** Stated task **
Would you write out the listing verbatim and skip every picture in it?

** Input data **
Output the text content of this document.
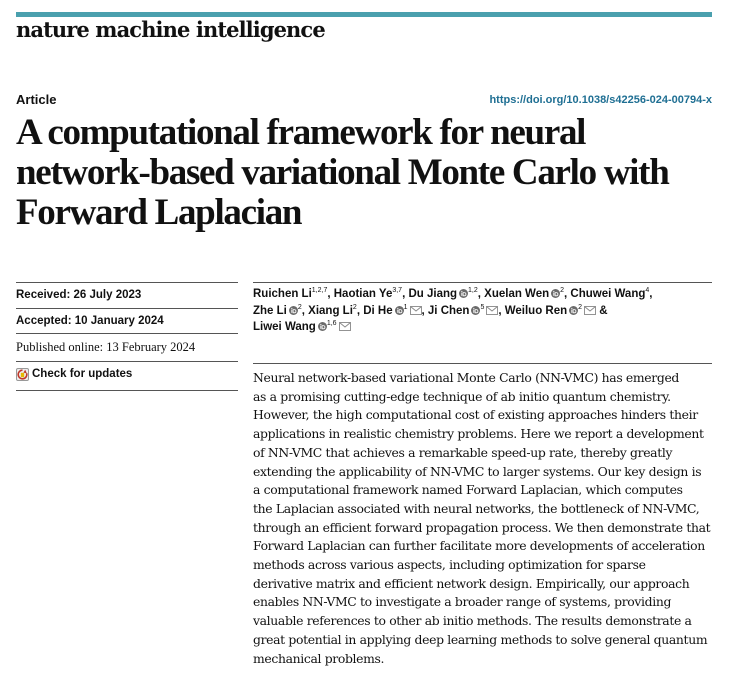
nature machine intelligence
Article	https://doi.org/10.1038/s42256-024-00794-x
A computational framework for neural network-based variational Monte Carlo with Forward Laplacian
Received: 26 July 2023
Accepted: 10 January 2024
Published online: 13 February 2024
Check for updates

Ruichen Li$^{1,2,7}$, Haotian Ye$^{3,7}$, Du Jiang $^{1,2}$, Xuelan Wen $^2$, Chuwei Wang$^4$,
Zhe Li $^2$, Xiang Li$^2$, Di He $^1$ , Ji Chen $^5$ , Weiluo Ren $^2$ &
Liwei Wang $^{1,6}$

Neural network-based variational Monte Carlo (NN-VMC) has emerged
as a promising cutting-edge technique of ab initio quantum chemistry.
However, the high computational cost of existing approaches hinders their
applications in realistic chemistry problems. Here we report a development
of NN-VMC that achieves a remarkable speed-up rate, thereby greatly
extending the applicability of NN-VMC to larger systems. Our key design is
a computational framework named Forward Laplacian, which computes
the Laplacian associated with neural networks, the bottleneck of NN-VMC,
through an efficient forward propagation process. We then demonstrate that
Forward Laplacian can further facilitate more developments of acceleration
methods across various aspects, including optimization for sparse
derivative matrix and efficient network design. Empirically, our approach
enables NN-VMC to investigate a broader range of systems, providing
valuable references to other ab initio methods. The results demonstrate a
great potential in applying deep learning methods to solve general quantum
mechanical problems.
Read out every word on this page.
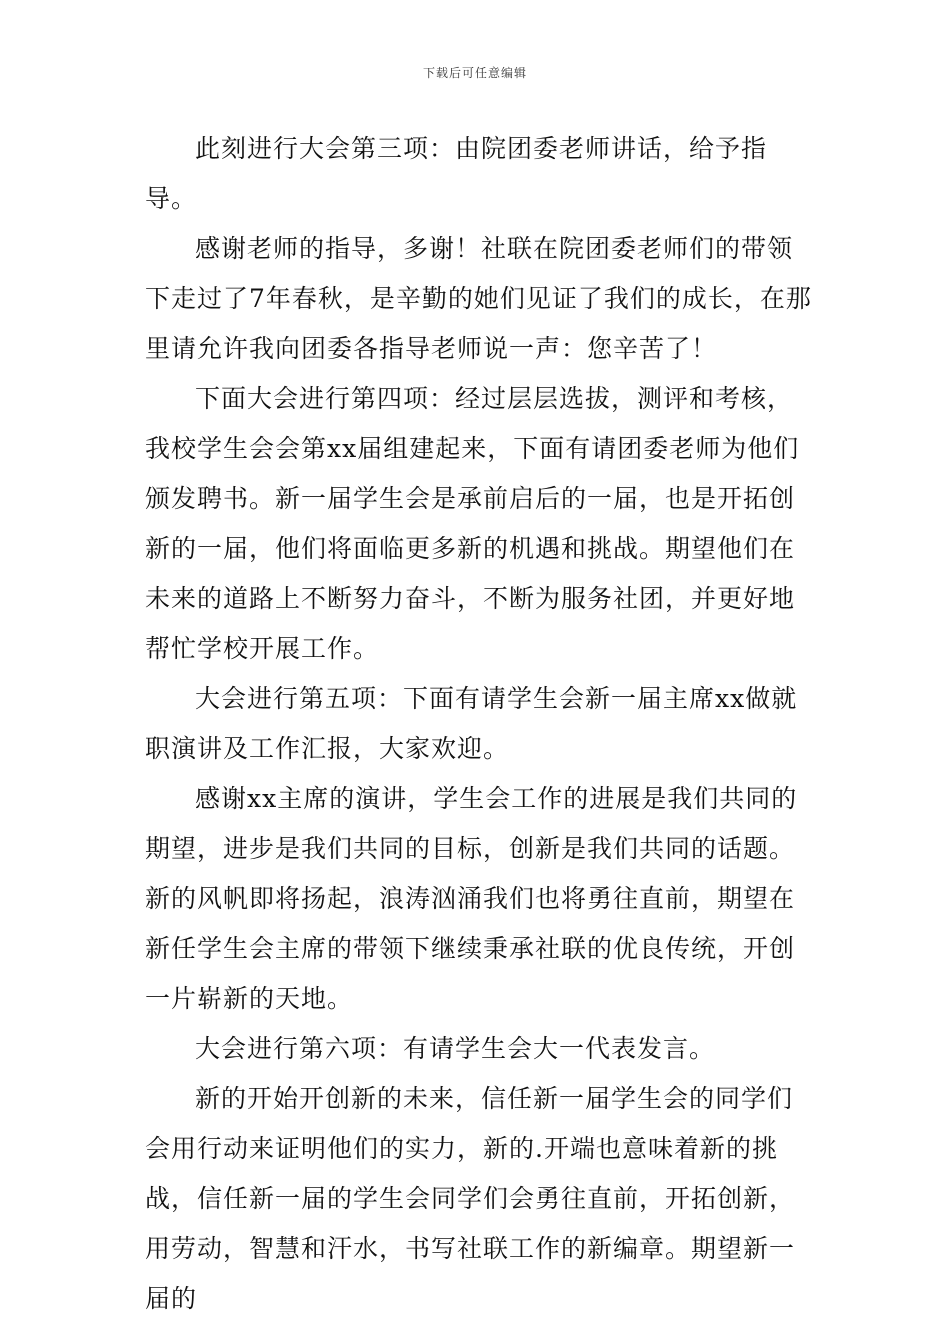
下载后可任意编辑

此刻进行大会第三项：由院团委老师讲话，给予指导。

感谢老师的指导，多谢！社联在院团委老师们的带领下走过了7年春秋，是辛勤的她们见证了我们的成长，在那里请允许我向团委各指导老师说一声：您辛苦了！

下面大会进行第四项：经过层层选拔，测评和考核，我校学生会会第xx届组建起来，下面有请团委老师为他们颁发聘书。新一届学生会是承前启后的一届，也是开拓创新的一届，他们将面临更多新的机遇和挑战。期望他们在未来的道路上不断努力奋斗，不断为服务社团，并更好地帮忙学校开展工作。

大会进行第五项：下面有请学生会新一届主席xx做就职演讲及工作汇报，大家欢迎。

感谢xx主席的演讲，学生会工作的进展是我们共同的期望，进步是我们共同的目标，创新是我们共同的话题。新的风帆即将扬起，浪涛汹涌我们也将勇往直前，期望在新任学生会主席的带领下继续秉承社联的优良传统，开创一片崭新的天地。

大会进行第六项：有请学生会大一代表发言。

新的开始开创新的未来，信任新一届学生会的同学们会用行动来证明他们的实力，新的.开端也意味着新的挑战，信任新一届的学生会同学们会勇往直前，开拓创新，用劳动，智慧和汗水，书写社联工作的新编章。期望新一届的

** Response to the exercise **
Output the text content of this document.
nature machine intelligence
Article	https://doi.org/10.1038/s42256-024-00794-x
A computational framework for neural network-based variational Monte Carlo with Forward Laplacian
Received: 26 July 2023
Accepted: 10 January 2024
Published online: 13 February 2024
Check for updates

Ruichen Li$^{1,2,7}$, Haotian Ye$^{3,7}$, Du Jiang $^{1,2}$, Xuelan Wen $^2$, Chuwei Wang$^4$,
Zhe Li $^2$, Xiang Li$^2$, Di He $^1$ , Ji Chen $^5$ , Weiluo Ren $^2$ &
Liwei Wang $^{1,6}$

Neural network-based variational Monte Carlo (NN-VMC) has emerged
as a promising cutting-edge technique of ab initio quantum chemistry.
However, the high computational cost of existing approaches hinders their
applications in realistic chemistry problems. Here we report a development
of NN-VMC that achieves a remarkable speed-up rate, thereby greatly
extending the applicability of NN-VMC to larger systems. Our key design is
a computational framework named Forward Laplacian, which computes
the Laplacian associated with neural networks, the bottleneck of NN-VMC,
through an efficient forward propagation process. We then demonstrate that
Forward Laplacian can further facilitate more developments of acceleration
methods across various aspects, including optimization for sparse
derivative matrix and efficient network design. Empirically, our approach
enables NN-VMC to investigate a broader range of systems, providing
valuable references to other ab initio methods. The results demonstrate a
great potential in applying deep learning methods to solve general quantum
mechanical problems.
Read out every word on this page.
下载后可任意编辑

此刻进行大会第三项：由院团委老师讲话，给予指导。

感谢老师的指导，多谢！社联在院团委老师们的带领下走过了7年春秋，是辛勤的她们见证了我们的成长，在那里请允许我向团委各指导老师说一声：您辛苦了！

下面大会进行第四项：经过层层选拔，测评和考核，我校学生会会第xx届组建起来，下面有请团委老师为他们颁发聘书。新一届学生会是承前启后的一届，也是开拓创新的一届，他们将面临更多新的机遇和挑战。期望他们在未来的道路上不断努力奋斗，不断为服务社团，并更好地帮忙学校开展工作。

大会进行第五项：下面有请学生会新一届主席xx做就职演讲及工作汇报，大家欢迎。

感谢xx主席的演讲，学生会工作的进展是我们共同的期望，进步是我们共同的目标，创新是我们共同的话题。新的风帆即将扬起，浪涛汹涌我们也将勇往直前，期望在新任学生会主席的带领下继续秉承社联的优良传统，开创一片崭新的天地。

大会进行第六项：有请学生会大一代表发言。

新的开始开创新的未来，信任新一届学生会的同学们会用行动来证明他们的实力，新的.开端也意味着新的挑战，信任新一届的学生会同学们会勇往直前，开拓创新，用劳动，智慧和汗水，书写社联工作的新编章。期望新一届的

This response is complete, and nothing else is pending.